start
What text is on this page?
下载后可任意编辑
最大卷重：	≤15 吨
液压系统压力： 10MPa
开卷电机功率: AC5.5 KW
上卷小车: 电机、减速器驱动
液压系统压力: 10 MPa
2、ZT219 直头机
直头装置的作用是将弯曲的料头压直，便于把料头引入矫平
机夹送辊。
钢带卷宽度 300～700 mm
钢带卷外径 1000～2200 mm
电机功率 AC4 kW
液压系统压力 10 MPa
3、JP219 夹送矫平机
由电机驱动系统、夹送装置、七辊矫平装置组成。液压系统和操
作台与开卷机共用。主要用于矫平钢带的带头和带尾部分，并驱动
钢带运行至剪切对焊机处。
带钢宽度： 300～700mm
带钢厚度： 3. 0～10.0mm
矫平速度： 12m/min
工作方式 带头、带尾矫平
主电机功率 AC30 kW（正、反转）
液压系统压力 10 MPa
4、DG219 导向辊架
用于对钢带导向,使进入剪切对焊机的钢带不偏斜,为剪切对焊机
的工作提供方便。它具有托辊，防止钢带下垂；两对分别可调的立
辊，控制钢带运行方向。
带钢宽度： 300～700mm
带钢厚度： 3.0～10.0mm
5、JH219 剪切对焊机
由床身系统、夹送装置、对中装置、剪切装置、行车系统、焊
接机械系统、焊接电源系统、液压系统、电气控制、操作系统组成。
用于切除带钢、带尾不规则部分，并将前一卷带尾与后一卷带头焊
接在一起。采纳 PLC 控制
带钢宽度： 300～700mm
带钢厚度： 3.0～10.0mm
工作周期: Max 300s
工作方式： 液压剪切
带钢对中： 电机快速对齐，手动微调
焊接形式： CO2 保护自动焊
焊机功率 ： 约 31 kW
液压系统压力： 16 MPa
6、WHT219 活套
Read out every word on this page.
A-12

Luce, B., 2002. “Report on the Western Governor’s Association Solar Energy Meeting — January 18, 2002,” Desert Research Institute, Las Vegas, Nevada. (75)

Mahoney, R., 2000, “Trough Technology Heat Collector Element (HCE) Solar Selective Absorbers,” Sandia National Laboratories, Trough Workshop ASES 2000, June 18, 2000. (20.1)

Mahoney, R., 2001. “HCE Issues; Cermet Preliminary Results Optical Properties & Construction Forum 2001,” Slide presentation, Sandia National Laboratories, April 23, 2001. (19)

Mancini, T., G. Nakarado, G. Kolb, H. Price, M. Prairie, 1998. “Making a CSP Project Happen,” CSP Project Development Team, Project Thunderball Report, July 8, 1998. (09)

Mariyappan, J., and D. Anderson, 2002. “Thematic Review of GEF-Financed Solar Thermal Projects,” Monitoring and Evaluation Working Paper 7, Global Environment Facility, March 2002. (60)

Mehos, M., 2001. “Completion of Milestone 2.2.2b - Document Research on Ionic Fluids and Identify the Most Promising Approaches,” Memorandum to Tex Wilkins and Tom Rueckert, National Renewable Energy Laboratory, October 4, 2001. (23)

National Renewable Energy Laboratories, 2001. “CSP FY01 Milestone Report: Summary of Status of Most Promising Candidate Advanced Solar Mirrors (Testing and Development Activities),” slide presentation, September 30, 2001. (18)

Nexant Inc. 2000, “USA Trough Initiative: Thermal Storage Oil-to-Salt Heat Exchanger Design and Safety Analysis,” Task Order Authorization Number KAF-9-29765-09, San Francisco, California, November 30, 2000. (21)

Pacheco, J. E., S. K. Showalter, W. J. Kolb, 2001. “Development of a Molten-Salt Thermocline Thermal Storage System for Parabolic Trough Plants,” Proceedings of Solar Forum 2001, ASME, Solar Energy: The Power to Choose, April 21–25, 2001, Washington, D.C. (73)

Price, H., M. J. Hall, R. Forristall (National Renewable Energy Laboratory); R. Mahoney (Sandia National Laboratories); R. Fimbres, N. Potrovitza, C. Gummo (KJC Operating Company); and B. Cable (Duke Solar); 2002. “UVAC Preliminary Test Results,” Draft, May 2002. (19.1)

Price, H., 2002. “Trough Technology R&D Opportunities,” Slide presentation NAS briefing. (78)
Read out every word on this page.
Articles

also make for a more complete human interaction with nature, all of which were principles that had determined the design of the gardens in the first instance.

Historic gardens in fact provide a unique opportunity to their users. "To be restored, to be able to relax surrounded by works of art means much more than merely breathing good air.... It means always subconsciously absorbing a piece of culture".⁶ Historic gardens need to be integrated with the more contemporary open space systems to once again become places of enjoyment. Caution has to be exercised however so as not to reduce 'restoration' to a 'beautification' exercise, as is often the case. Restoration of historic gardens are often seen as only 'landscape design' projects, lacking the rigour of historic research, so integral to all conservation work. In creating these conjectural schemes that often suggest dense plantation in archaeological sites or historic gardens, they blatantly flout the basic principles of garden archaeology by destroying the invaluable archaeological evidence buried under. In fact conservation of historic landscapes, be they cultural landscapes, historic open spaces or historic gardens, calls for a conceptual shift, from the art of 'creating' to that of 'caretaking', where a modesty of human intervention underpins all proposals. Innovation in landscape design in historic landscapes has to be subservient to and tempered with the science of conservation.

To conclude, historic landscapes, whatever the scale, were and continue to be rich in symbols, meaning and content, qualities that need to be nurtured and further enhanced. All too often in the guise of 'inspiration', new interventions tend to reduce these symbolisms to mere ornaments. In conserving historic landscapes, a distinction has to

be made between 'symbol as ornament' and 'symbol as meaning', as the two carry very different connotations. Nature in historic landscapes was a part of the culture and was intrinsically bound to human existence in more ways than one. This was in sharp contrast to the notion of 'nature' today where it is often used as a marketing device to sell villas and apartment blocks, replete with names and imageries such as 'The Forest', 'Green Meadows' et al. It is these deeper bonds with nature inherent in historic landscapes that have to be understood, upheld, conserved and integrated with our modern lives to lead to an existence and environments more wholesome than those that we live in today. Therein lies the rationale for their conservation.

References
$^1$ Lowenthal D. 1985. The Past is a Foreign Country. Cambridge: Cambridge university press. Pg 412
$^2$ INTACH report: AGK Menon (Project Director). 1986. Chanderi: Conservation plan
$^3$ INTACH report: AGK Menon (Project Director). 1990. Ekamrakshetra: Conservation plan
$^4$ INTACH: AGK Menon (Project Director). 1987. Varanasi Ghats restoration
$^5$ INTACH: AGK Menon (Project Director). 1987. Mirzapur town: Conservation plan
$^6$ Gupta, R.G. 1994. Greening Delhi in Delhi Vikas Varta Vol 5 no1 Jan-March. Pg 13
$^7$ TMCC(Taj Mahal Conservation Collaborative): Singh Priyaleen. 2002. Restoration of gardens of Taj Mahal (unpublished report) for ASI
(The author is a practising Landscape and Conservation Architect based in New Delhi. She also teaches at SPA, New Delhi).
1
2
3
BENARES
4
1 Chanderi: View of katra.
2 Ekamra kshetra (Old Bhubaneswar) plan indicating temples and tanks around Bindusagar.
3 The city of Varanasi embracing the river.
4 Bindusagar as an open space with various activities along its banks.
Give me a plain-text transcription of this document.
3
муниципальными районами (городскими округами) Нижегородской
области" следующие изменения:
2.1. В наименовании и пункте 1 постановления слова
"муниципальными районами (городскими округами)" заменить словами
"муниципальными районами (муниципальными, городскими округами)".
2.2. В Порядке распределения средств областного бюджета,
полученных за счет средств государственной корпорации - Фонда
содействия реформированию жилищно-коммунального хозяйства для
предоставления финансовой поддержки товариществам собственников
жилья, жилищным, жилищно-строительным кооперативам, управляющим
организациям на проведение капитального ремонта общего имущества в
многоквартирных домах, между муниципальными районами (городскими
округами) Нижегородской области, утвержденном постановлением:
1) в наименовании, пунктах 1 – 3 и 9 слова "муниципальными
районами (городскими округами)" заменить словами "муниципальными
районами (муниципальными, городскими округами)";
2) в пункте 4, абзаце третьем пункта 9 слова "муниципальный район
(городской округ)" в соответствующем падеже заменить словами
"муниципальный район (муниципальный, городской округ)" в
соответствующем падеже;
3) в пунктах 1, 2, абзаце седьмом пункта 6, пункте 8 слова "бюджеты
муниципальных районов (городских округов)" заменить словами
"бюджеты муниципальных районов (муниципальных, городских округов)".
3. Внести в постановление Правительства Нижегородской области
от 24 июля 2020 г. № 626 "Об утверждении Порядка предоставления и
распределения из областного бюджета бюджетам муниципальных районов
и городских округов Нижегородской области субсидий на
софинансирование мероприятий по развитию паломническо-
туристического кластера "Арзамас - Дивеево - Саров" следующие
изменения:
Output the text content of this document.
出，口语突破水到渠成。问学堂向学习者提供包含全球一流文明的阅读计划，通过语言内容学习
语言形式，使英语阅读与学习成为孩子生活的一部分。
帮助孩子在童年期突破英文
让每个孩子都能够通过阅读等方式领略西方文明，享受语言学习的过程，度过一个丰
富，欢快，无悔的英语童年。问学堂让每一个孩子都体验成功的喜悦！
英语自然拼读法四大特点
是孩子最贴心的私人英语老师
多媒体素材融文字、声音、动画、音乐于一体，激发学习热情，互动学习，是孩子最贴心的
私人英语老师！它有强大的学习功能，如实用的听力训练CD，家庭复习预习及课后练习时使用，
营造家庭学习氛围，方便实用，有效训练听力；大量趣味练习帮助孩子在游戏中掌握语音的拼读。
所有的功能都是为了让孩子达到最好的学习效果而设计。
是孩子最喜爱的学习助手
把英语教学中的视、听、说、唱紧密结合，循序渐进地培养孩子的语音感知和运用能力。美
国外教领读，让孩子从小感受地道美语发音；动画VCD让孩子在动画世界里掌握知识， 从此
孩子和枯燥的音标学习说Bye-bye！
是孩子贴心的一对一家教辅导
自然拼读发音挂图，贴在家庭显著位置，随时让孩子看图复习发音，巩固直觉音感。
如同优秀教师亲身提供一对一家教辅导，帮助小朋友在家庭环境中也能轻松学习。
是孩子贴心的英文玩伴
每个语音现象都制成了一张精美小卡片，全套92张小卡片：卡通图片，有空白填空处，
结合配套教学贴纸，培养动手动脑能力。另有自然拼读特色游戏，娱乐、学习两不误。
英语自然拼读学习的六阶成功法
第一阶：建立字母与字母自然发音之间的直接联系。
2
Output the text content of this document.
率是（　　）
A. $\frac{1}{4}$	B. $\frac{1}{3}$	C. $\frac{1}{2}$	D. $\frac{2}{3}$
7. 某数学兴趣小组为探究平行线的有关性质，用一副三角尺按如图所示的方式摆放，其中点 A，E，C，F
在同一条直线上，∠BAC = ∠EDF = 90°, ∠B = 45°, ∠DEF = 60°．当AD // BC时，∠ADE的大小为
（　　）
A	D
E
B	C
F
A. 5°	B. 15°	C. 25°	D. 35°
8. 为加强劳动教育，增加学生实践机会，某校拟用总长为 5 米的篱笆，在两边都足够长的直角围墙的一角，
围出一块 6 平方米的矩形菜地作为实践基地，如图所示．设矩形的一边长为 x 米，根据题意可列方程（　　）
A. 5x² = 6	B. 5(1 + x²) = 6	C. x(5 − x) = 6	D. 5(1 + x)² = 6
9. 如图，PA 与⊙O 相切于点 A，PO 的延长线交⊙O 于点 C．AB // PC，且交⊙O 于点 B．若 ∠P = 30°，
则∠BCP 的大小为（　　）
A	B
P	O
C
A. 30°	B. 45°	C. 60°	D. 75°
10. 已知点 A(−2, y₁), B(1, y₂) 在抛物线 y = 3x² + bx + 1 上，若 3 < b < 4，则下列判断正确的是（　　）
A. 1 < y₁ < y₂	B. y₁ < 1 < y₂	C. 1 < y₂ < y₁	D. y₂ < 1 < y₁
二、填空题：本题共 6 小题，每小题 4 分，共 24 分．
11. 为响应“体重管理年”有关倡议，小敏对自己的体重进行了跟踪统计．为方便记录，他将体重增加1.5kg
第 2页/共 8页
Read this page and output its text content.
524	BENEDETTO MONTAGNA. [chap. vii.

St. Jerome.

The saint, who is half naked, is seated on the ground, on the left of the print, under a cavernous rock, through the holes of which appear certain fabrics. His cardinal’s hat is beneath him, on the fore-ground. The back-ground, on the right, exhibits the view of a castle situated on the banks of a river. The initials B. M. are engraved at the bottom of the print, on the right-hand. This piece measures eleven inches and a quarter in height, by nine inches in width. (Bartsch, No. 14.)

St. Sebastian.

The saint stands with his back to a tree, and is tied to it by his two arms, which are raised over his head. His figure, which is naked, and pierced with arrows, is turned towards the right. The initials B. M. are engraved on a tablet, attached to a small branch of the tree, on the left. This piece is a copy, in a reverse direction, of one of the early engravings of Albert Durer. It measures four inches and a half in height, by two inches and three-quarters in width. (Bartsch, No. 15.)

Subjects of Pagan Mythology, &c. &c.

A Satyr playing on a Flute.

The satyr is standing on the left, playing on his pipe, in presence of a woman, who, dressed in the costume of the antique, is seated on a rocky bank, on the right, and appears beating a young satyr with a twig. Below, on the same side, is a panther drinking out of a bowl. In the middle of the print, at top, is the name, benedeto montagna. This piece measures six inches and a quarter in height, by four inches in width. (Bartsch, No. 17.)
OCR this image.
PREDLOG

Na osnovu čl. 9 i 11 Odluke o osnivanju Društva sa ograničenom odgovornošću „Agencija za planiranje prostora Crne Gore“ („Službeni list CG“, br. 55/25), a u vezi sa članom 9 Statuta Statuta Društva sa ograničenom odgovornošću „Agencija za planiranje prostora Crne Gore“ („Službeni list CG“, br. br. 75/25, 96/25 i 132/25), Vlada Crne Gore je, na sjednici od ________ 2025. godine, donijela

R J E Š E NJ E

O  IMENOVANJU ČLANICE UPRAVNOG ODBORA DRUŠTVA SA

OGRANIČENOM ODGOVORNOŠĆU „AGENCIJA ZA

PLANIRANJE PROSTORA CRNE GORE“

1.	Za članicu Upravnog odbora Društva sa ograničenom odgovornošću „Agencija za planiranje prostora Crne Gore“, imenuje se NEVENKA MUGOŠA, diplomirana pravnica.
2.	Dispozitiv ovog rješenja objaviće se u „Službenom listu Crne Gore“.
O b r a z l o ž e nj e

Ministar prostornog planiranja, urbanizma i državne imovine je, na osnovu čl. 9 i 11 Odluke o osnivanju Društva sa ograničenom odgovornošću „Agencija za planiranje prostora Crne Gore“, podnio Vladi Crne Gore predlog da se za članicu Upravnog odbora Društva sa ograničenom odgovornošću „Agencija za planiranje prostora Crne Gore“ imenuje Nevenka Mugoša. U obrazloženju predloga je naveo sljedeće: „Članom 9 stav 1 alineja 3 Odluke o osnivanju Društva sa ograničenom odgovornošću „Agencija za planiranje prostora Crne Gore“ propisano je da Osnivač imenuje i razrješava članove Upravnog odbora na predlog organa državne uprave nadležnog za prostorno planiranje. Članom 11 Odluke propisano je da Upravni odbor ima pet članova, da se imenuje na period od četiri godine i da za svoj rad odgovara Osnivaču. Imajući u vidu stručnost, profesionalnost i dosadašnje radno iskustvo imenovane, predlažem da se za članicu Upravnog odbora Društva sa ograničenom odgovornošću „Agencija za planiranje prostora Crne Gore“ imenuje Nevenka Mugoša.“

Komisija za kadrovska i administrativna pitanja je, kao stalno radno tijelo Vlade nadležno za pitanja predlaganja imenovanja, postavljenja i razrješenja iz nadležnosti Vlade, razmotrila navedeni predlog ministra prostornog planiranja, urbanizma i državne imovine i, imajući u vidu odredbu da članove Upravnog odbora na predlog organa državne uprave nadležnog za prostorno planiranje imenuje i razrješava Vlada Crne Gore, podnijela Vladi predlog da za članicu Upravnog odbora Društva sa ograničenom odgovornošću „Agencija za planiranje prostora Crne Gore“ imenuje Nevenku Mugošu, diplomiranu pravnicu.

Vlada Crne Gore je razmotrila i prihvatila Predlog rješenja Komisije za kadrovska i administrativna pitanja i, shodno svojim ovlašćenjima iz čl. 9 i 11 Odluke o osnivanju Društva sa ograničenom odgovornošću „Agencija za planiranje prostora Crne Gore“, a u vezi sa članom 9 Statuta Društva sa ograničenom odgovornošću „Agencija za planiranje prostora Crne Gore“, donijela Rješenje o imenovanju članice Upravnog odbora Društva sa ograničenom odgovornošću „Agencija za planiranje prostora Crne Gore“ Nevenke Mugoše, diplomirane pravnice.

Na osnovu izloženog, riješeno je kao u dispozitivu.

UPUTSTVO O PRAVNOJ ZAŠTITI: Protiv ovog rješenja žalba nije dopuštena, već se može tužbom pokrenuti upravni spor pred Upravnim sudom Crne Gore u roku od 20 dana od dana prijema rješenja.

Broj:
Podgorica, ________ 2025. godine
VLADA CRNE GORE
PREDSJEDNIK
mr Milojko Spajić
end
◆ Instruction: Select every line where the word "Menon" occurs.

◆ Answer to the task:
$^2$ INTACH report: AGK Menon (Project Director). 1986. Chanderi: Conservation plan
$^3$ INTACH report: AGK Menon (Project Director). 1990. Ekamrakshetra: Conservation plan
$^4$ INTACH: AGK Menon (Project Director). 1987. Varanasi Ghats restoration
$^5$ INTACH: AGK Menon (Project Director). 1987. Mirzapur town: Conservation plan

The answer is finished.